▶ [TASK INSTRUCTIONS] Produce an exact transcription of the listing below, omitting the pictures.

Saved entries
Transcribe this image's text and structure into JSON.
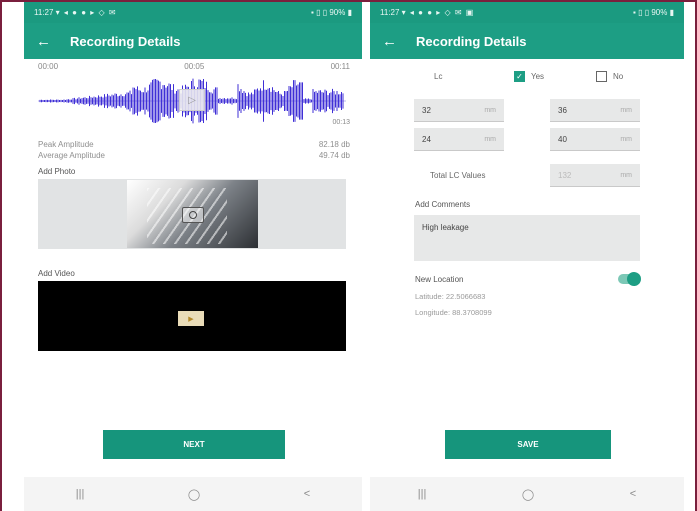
{
  "colors": {
    "primary": "#1d9e84",
    "frame": "#7a1f3d"
  },
  "left": {
    "status_time": "11:27",
    "status_icons": "▾ ◂ ● ● ▸ ◇ ✉",
    "status_right": "▪ ▯ ▯ 90% ▮",
    "title": "Recording Details",
    "time_start": "00:00",
    "time_mid": "00:05",
    "time_end": "00:11",
    "duration": "00:13",
    "peak_label": "Peak Amplitude",
    "peak_value": "82.18 db",
    "avg_label": "Average Amplitude",
    "avg_value": "49.74 db",
    "add_photo": "Add Photo",
    "add_video": "Add Video",
    "next": "NEXT"
  },
  "right": {
    "status_time": "11:27",
    "status_icons": "▾ ◂ ● ● ▸ ◇ ✉ ▣",
    "status_right": "▪ ▯ ▯ 90% ▮",
    "title": "Recording Details",
    "lc_label": "Lc",
    "yes": "Yes",
    "no": "No",
    "fields": [
      {
        "value": "32",
        "unit": "mm"
      },
      {
        "value": "36",
        "unit": "mm"
      },
      {
        "value": "24",
        "unit": "mm"
      },
      {
        "value": "40",
        "unit": "mm"
      }
    ],
    "total_label": "Total LC Values",
    "total_value": "132",
    "total_unit": "mm",
    "add_comments": "Add Comments",
    "comment": "High leakage",
    "new_location": "New Location",
    "latitude": "Latitude: 22.5066683",
    "longitude": "Longitude: 88.3708099",
    "save": "SAVE",
    "yes_checked": true,
    "no_checked": false,
    "new_location_toggle": true
  },
  "nav": {
    "recents": "|||",
    "home": "◯",
    "back": "<"
  }
}
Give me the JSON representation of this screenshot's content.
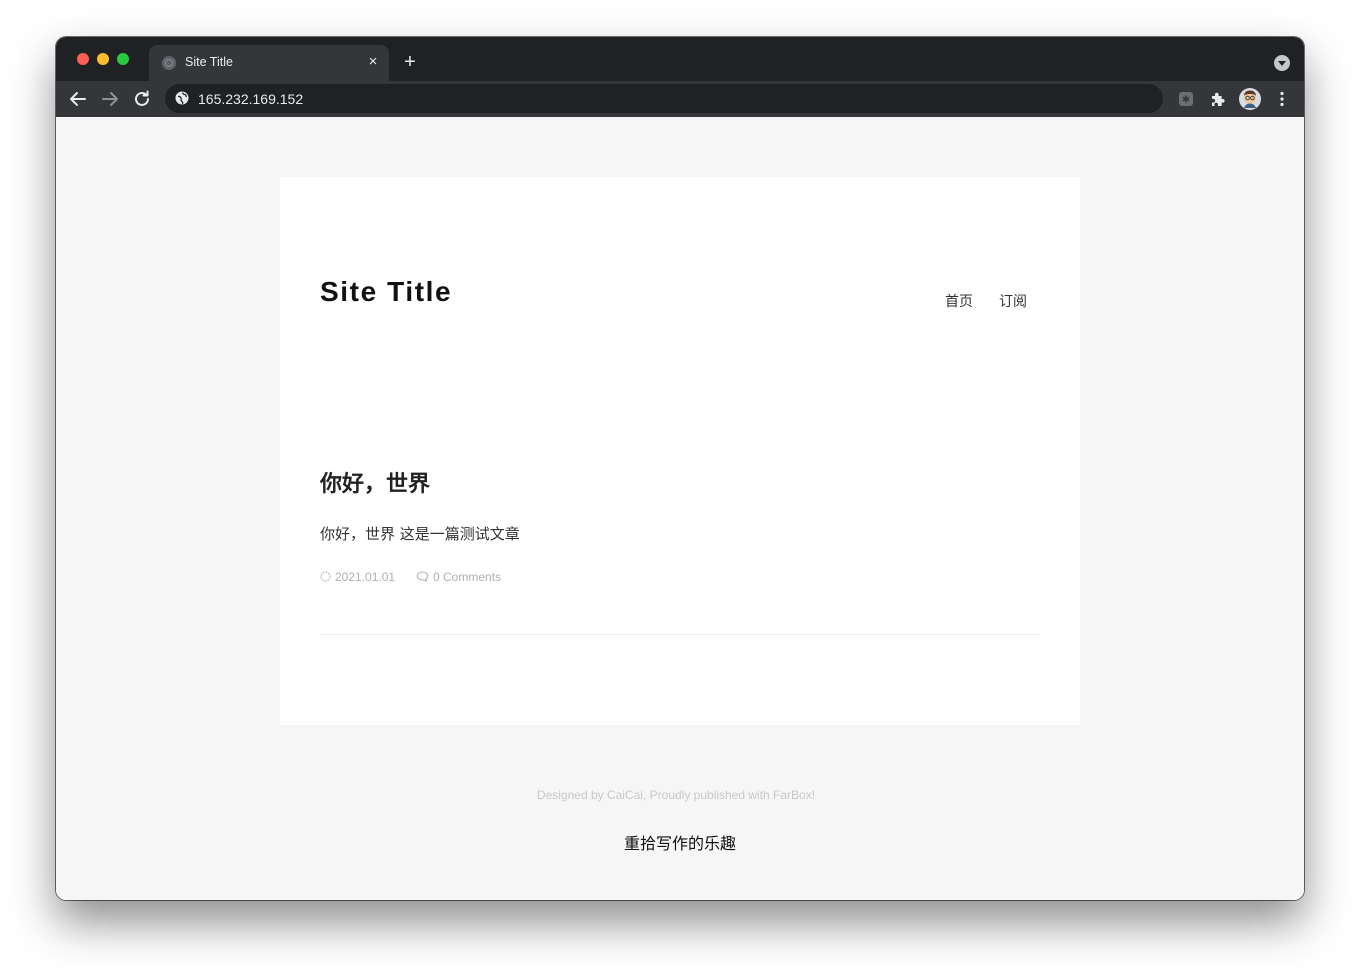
{
  "browser": {
    "tab_title": "Site Title",
    "new_tab_symbol": "+",
    "close_symbol": "×",
    "url": "165.232.169.152",
    "traffic_colors": [
      "#ff5f57",
      "#febc2e",
      "#28c840"
    ]
  },
  "page": {
    "site_title": "Site Title",
    "nav": [
      {
        "label": "首页"
      },
      {
        "label": "订阅"
      }
    ],
    "posts": [
      {
        "title": "你好，世界",
        "excerpt": "你好，世界 这是一篇测试文章",
        "date": "2021.01.01",
        "comments": "0 Comments"
      }
    ]
  },
  "footer": {
    "credit": "Designed by CaiCai,  Proudly published with FarBox!",
    "slogan": "重拾写作的乐趣"
  }
}
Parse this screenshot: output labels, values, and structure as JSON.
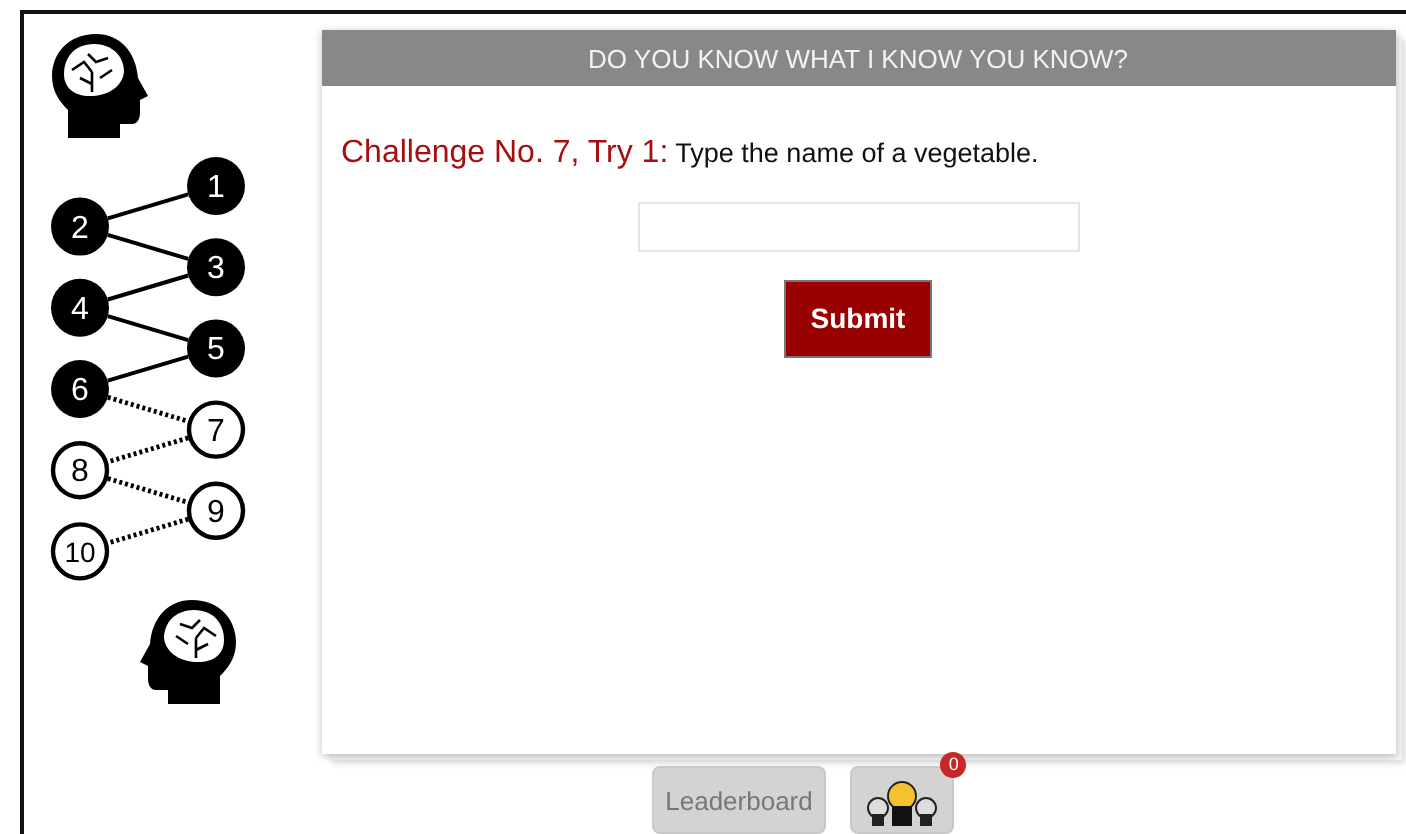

▶ [TASK RESULT]
Transcribe this image's text and structure into JSON.
{
  "colors": {
    "primary": "#1d9e84",
    "frame": "#7a1f3d"
  },
  "left": {
    "status_time": "11:27",
    "status_icons": "▾ ◂ ● ● ▸ ◇ ✉",
    "status_right": "▪ ▯ ▯ 90% ▮",
    "title": "Recording Details",
    "time_start": "00:00",
    "time_mid": "00:05",
    "time_end": "00:11",
    "duration": "00:13",
    "peak_label": "Peak Amplitude",
    "peak_value": "82.18 db",
    "avg_label": "Average Amplitude",
    "avg_value": "49.74 db",
    "add_photo": "Add Photo",
    "add_video": "Add Video",
    "next": "NEXT"
  },
  "right": {
    "status_time": "11:27",
    "status_icons": "▾ ◂ ● ● ▸ ◇ ✉ ▣",
    "status_right": "▪ ▯ ▯ 90% ▮",
    "title": "Recording Details",
    "lc_label": "Lc",
    "yes": "Yes",
    "no": "No",
    "fields": [
      {
        "value": "32",
        "unit": "mm"
      },
      {
        "value": "36",
        "unit": "mm"
      },
      {
        "value": "24",
        "unit": "mm"
      },
      {
        "value": "40",
        "unit": "mm"
      }
    ],
    "total_label": "Total LC Values",
    "total_value": "132",
    "total_unit": "mm",
    "add_comments": "Add Comments",
    "comment": "High leakage",
    "new_location": "New Location",
    "latitude": "Latitude: 22.5066683",
    "longitude": "Longitude: 88.3708099",
    "save": "SAVE",
    "yes_checked": true,
    "no_checked": false,
    "new_location_toggle": true
  },
  "nav": {
    "recents": "|||",
    "home": "◯",
    "back": "<"
  }
}
Give me the JSON representation of this screenshot's content.
{
  "browser": {
    "tab_title": "Site Title",
    "new_tab_symbol": "+",
    "close_symbol": "×",
    "url": "165.232.169.152",
    "traffic_colors": [
      "#ff5f57",
      "#febc2e",
      "#28c840"
    ]
  },
  "page": {
    "site_title": "Site Title",
    "nav": [
      {
        "label": "首页"
      },
      {
        "label": "订阅"
      }
    ],
    "posts": [
      {
        "title": "你好，世界",
        "excerpt": "你好，世界 这是一篇测试文章",
        "date": "2021.01.01",
        "comments": "0 Comments"
      }
    ]
  },
  "footer": {
    "credit": "Designed by CaiCai,  Proudly published with FarBox!",
    "slogan": "重拾写作的乐趣"
  }
}
Parse this screenshot: output labels, values, and structure as JSON.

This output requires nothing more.